WRITTEN EXERCISE:
Repeat the listing in full, exactly as it stands.

****

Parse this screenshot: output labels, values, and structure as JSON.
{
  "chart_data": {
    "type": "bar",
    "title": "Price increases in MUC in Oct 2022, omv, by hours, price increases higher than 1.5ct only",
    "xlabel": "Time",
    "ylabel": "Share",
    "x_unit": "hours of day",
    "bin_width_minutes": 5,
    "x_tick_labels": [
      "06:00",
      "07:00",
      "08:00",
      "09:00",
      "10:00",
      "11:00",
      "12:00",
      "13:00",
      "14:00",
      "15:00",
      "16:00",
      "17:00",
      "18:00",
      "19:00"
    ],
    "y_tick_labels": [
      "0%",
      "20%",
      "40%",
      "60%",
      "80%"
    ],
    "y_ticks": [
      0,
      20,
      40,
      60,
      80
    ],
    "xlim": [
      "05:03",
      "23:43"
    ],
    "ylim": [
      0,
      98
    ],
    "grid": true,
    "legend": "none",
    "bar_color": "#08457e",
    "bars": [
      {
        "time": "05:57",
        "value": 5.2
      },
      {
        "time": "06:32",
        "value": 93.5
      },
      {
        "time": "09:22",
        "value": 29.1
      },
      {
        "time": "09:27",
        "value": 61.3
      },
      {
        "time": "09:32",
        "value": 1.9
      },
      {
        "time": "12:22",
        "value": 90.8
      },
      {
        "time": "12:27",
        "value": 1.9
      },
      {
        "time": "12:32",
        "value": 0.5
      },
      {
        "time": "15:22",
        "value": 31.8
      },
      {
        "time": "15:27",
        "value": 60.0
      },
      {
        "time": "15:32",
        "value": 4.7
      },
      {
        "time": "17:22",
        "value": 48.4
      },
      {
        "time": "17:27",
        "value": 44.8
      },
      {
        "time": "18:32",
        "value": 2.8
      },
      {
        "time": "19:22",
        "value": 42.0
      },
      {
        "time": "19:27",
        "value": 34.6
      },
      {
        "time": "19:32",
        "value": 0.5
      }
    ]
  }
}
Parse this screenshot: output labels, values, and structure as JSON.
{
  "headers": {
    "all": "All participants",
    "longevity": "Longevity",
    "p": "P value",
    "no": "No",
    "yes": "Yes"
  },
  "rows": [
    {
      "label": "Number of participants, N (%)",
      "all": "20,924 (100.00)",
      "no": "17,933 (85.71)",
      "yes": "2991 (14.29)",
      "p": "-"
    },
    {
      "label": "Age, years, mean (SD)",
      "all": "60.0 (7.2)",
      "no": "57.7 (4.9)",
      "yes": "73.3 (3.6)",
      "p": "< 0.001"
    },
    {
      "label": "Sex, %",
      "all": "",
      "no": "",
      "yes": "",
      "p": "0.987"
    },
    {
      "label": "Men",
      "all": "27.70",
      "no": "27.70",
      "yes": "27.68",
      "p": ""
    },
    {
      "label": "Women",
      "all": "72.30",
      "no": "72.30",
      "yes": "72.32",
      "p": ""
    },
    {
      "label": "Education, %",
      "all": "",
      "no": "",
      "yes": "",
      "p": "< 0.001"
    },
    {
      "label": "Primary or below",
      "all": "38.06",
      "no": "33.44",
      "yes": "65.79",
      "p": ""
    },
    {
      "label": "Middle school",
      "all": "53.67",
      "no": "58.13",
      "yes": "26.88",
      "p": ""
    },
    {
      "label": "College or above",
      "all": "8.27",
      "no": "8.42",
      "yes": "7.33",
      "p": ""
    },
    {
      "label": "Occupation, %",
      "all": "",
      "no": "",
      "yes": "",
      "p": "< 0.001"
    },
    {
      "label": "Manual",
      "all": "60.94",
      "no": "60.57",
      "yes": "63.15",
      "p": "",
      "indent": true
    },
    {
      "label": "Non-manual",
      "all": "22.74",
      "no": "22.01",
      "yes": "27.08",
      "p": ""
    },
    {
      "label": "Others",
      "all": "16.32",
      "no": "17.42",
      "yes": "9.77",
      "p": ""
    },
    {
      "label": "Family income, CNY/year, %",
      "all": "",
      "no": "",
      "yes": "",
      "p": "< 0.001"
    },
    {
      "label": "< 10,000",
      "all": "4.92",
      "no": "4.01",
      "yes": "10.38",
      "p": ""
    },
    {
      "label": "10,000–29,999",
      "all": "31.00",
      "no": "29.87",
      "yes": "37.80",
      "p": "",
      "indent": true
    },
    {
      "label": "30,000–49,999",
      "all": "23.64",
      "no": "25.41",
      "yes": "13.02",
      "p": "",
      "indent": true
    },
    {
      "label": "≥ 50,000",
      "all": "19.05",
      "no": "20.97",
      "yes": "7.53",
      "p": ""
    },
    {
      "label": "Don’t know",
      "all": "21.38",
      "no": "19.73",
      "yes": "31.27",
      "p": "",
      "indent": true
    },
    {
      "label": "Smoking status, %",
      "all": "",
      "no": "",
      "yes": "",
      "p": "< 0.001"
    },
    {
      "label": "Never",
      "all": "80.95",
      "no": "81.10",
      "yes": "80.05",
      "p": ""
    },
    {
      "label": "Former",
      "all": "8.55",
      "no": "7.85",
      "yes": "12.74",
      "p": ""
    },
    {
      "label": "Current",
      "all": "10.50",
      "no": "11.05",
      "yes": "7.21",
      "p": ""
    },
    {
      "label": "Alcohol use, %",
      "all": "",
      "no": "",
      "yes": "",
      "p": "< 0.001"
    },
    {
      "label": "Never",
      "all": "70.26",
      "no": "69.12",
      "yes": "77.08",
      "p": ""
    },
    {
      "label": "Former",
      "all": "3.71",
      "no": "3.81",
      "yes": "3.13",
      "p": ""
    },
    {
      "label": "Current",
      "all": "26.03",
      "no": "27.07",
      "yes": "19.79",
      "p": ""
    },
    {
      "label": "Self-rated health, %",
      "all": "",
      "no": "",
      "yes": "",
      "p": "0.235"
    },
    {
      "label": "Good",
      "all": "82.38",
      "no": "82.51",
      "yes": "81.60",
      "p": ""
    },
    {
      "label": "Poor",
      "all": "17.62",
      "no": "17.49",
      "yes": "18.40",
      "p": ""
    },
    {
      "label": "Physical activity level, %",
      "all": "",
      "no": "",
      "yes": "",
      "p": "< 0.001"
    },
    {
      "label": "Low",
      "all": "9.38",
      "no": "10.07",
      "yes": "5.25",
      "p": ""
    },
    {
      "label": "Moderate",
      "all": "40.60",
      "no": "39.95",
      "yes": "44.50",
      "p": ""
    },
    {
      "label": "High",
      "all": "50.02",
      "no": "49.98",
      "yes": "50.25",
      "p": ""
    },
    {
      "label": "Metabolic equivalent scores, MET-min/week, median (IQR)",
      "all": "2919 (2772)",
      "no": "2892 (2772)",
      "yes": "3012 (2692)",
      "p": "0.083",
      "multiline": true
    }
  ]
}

****

COMPLETE ANSWER:
Parse this screenshot: output labels, values, and structure as JSON.
{
  "chart_data": {
    "type": "bar",
    "title": "Price increases in MUC in Oct 2022, omv, by hours, price increases higher than 1.5ct only",
    "xlabel": "Time",
    "ylabel": "Share",
    "x_unit": "hours of day",
    "bin_width_minutes": 5,
    "x_tick_labels": [
      "06:00",
      "07:00",
      "08:00",
      "09:00",
      "10:00",
      "11:00",
      "12:00",
      "13:00",
      "14:00",
      "15:00",
      "16:00",
      "17:00",
      "18:00",
      "19:00"
    ],
    "y_tick_labels": [
      "0%",
      "20%",
      "40%",
      "60%",
      "80%"
    ],
    "y_ticks": [
      0,
      20,
      40,
      60,
      80
    ],
    "xlim": [
      "05:03",
      "23:43"
    ],
    "ylim": [
      0,
      98
    ],
    "grid": true,
    "legend": "none",
    "bar_color": "#08457e",
    "bars": [
      {
        "time": "05:57",
        "value": 5.2
      },
      {
        "time": "06:32",
        "value": 93.5
      },
      {
        "time": "09:22",
        "value": 29.1
      },
      {
        "time": "09:27",
        "value": 61.3
      },
      {
        "time": "09:32",
        "value": 1.9
      },
      {
        "time": "12:22",
        "value": 90.8
      },
      {
        "time": "12:27",
        "value": 1.9
      },
      {
        "time": "12:32",
        "value": 0.5
      },
      {
        "time": "15:22",
        "value": 31.8
      },
      {
        "time": "15:27",
        "value": 60.0
      },
      {
        "time": "15:32",
        "value": 4.7
      },
      {
        "time": "17:22",
        "value": 48.4
      },
      {
        "time": "17:27",
        "value": 44.8
      },
      {
        "time": "18:32",
        "value": 2.8
      },
      {
        "time": "19:22",
        "value": 42.0
      },
      {
        "time": "19:27",
        "value": 34.6
      },
      {
        "time": "19:32",
        "value": 0.5
      }
    ]
  }
}
Parse this screenshot: output labels, values, and structure as JSON.
{
  "headers": {
    "all": "All participants",
    "longevity": "Longevity",
    "p": "P value",
    "no": "No",
    "yes": "Yes"
  },
  "rows": [
    {
      "label": "Number of participants, N (%)",
      "all": "20,924 (100.00)",
      "no": "17,933 (85.71)",
      "yes": "2991 (14.29)",
      "p": "-"
    },
    {
      "label": "Age, years, mean (SD)",
      "all": "60.0 (7.2)",
      "no": "57.7 (4.9)",
      "yes": "73.3 (3.6)",
      "p": "< 0.001"
    },
    {
      "label": "Sex, %",
      "all": "",
      "no": "",
      "yes": "",
      "p": "0.987"
    },
    {
      "label": "Men",
      "all": "27.70",
      "no": "27.70",
      "yes": "27.68",
      "p": ""
    },
    {
      "label": "Women",
      "all": "72.30",
      "no": "72.30",
      "yes": "72.32",
      "p": ""
    },
    {
      "label": "Education, %",
      "all": "",
      "no": "",
      "yes": "",
      "p": "< 0.001"
    },
    {
      "label": "Primary or below",
      "all": "38.06",
      "no": "33.44",
      "yes": "65.79",
      "p": ""
    },
    {
      "label": "Middle school",
      "all": "53.67",
      "no": "58.13",
      "yes": "26.88",
      "p": ""
    },
    {
      "label": "College or above",
      "all": "8.27",
      "no": "8.42",
      "yes": "7.33",
      "p": ""
    },
    {
      "label": "Occupation, %",
      "all": "",
      "no": "",
      "yes": "",
      "p": "< 0.001"
    },
    {
      "label": "Manual",
      "all": "60.94",
      "no": "60.57",
      "yes": "63.15",
      "p": "",
      "indent": true
    },
    {
      "label": "Non-manual",
      "all": "22.74",
      "no": "22.01",
      "yes": "27.08",
      "p": ""
    },
    {
      "label": "Others",
      "all": "16.32",
      "no": "17.42",
      "yes": "9.77",
      "p": ""
    },
    {
      "label": "Family income, CNY/year, %",
      "all": "",
      "no": "",
      "yes": "",
      "p": "< 0.001"
    },
    {
      "label": "< 10,000",
      "all": "4.92",
      "no": "4.01",
      "yes": "10.38",
      "p": ""
    },
    {
      "label": "10,000–29,999",
      "all": "31.00",
      "no": "29.87",
      "yes": "37.80",
      "p": "",
      "indent": true
    },
    {
      "label": "30,000–49,999",
      "all": "23.64",
      "no": "25.41",
      "yes": "13.02",
      "p": "",
      "indent": true
    },
    {
      "label": "≥ 50,000",
      "all": "19.05",
      "no": "20.97",
      "yes": "7.53",
      "p": ""
    },
    {
      "label": "Don’t know",
      "all": "21.38",
      "no": "19.73",
      "yes": "31.27",
      "p": "",
      "indent": true
    },
    {
      "label": "Smoking status, %",
      "all": "",
      "no": "",
      "yes": "",
      "p": "< 0.001"
    },
    {
      "label": "Never",
      "all": "80.95",
      "no": "81.10",
      "yes": "80.05",
      "p": ""
    },
    {
      "label": "Former",
      "all": "8.55",
      "no": "7.85",
      "yes": "12.74",
      "p": ""
    },
    {
      "label": "Current",
      "all": "10.50",
      "no": "11.05",
      "yes": "7.21",
      "p": ""
    },
    {
      "label": "Alcohol use, %",
      "all": "",
      "no": "",
      "yes": "",
      "p": "< 0.001"
    },
    {
      "label": "Never",
      "all": "70.26",
      "no": "69.12",
      "yes": "77.08",
      "p": ""
    },
    {
      "label": "Former",
      "all": "3.71",
      "no": "3.81",
      "yes": "3.13",
      "p": ""
    },
    {
      "label": "Current",
      "all": "26.03",
      "no": "27.07",
      "yes": "19.79",
      "p": ""
    },
    {
      "label": "Self-rated health, %",
      "all": "",
      "no": "",
      "yes": "",
      "p": "0.235"
    },
    {
      "label": "Good",
      "all": "82.38",
      "no": "82.51",
      "yes": "81.60",
      "p": ""
    },
    {
      "label": "Poor",
      "all": "17.62",
      "no": "17.49",
      "yes": "18.40",
      "p": ""
    },
    {
      "label": "Physical activity level, %",
      "all": "",
      "no": "",
      "yes": "",
      "p": "< 0.001"
    },
    {
      "label": "Low",
      "all": "9.38",
      "no": "10.07",
      "yes": "5.25",
      "p": ""
    },
    {
      "label": "Moderate",
      "all": "40.60",
      "no": "39.95",
      "yes": "44.50",
      "p": ""
    },
    {
      "label": "High",
      "all": "50.02",
      "no": "49.98",
      "yes": "50.25",
      "p": ""
    },
    {
      "label": "Metabolic equivalent scores, MET-min/week, median (IQR)",
      "all": "2919 (2772)",
      "no": "2892 (2772)",
      "yes": "3012 (2692)",
      "p": "0.083",
      "multiline": true
    }
  ]
}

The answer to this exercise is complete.